_SHORT EXERCISE_
Can you reproduce the data beneath, keeping every line exact?
──────── INPUT ROWS
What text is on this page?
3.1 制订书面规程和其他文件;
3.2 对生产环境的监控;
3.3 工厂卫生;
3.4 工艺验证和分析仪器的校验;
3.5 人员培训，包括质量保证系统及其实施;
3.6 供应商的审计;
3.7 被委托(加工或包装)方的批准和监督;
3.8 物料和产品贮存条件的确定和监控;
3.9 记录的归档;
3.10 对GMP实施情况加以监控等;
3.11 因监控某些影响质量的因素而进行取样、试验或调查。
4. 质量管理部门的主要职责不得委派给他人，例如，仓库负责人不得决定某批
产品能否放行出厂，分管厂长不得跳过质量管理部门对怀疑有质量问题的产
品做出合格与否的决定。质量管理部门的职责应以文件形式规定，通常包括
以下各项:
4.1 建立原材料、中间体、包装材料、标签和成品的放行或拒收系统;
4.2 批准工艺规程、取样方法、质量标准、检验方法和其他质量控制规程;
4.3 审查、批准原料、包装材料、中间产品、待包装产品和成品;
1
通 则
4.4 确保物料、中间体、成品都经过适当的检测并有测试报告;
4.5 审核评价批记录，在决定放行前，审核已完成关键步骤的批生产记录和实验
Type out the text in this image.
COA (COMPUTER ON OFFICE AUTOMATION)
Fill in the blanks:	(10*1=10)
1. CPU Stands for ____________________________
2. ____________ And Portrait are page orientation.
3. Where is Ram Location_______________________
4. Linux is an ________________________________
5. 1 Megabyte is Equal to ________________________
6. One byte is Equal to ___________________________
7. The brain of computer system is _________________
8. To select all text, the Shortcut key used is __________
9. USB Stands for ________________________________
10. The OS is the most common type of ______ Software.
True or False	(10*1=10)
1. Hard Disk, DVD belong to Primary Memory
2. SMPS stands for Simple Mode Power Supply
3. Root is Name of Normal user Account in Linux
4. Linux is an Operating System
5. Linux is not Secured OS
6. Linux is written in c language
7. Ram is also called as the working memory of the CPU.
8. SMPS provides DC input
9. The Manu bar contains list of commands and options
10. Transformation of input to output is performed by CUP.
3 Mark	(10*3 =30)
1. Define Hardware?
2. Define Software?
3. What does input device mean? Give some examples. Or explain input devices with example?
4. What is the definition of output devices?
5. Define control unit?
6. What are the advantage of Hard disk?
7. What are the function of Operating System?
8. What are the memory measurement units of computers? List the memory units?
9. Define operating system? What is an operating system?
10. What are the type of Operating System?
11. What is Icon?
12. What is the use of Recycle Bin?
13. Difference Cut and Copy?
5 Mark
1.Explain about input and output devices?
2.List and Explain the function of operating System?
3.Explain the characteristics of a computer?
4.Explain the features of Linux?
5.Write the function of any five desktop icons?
────────────────
_PROBLEM SOLUTION_
What text is on this page?
3.1 制订书面规程和其他文件;
3.2 对生产环境的监控;
3.3 工厂卫生;
3.4 工艺验证和分析仪器的校验;
3.5 人员培训，包括质量保证系统及其实施;
3.6 供应商的审计;
3.7 被委托(加工或包装)方的批准和监督;
3.8 物料和产品贮存条件的确定和监控;
3.9 记录的归档;
3.10 对GMP实施情况加以监控等;
3.11 因监控某些影响质量的因素而进行取样、试验或调查。
4. 质量管理部门的主要职责不得委派给他人，例如，仓库负责人不得决定某批
产品能否放行出厂，分管厂长不得跳过质量管理部门对怀疑有质量问题的产
品做出合格与否的决定。质量管理部门的职责应以文件形式规定，通常包括
以下各项:
4.1 建立原材料、中间体、包装材料、标签和成品的放行或拒收系统;
4.2 批准工艺规程、取样方法、质量标准、检验方法和其他质量控制规程;
4.3 审查、批准原料、包装材料、中间产品、待包装产品和成品;
1
通 则
4.4 确保物料、中间体、成品都经过适当的检测并有测试报告;
4.5 审核评价批记录，在决定放行前，审核已完成关键步骤的批生产记录和实验
Type out the text in this image.
COA (COMPUTER ON OFFICE AUTOMATION)
Fill in the blanks:	(10*1=10)
1. CPU Stands for ____________________________
2. ____________ And Portrait are page orientation.
3. Where is Ram Location_______________________
4. Linux is an ________________________________
5. 1 Megabyte is Equal to ________________________
6. One byte is Equal to ___________________________
7. The brain of computer system is _________________
8. To select all text, the Shortcut key used is __________
9. USB Stands for ________________________________
10. The OS is the most common type of ______ Software.
True or False	(10*1=10)
1. Hard Disk, DVD belong to Primary Memory
2. SMPS stands for Simple Mode Power Supply
3. Root is Name of Normal user Account in Linux
4. Linux is an Operating System
5. Linux is not Secured OS
6. Linux is written in c language
7. Ram is also called as the working memory of the CPU.
8. SMPS provides DC input
9. The Manu bar contains list of commands and options
10. Transformation of input to output is performed by CUP.
3 Mark	(10*3 =30)
1. Define Hardware?
2. Define Software?
3. What does input device mean? Give some examples. Or explain input devices with example?
4. What is the definition of output devices?
5. Define control unit?
6. What are the advantage of Hard disk?
7. What are the function of Operating System?
8. What are the memory measurement units of computers? List the memory units?
9. Define operating system? What is an operating system?
10. What are the type of Operating System?
11. What is Icon?
12. What is the use of Recycle Bin?
13. Difference Cut and Copy?
5 Mark
1.Explain about input and output devices?
2.List and Explain the function of operating System?
3.Explain the characteristics of a computer?
4.Explain the features of Linux?
5.Write the function of any five desktop icons?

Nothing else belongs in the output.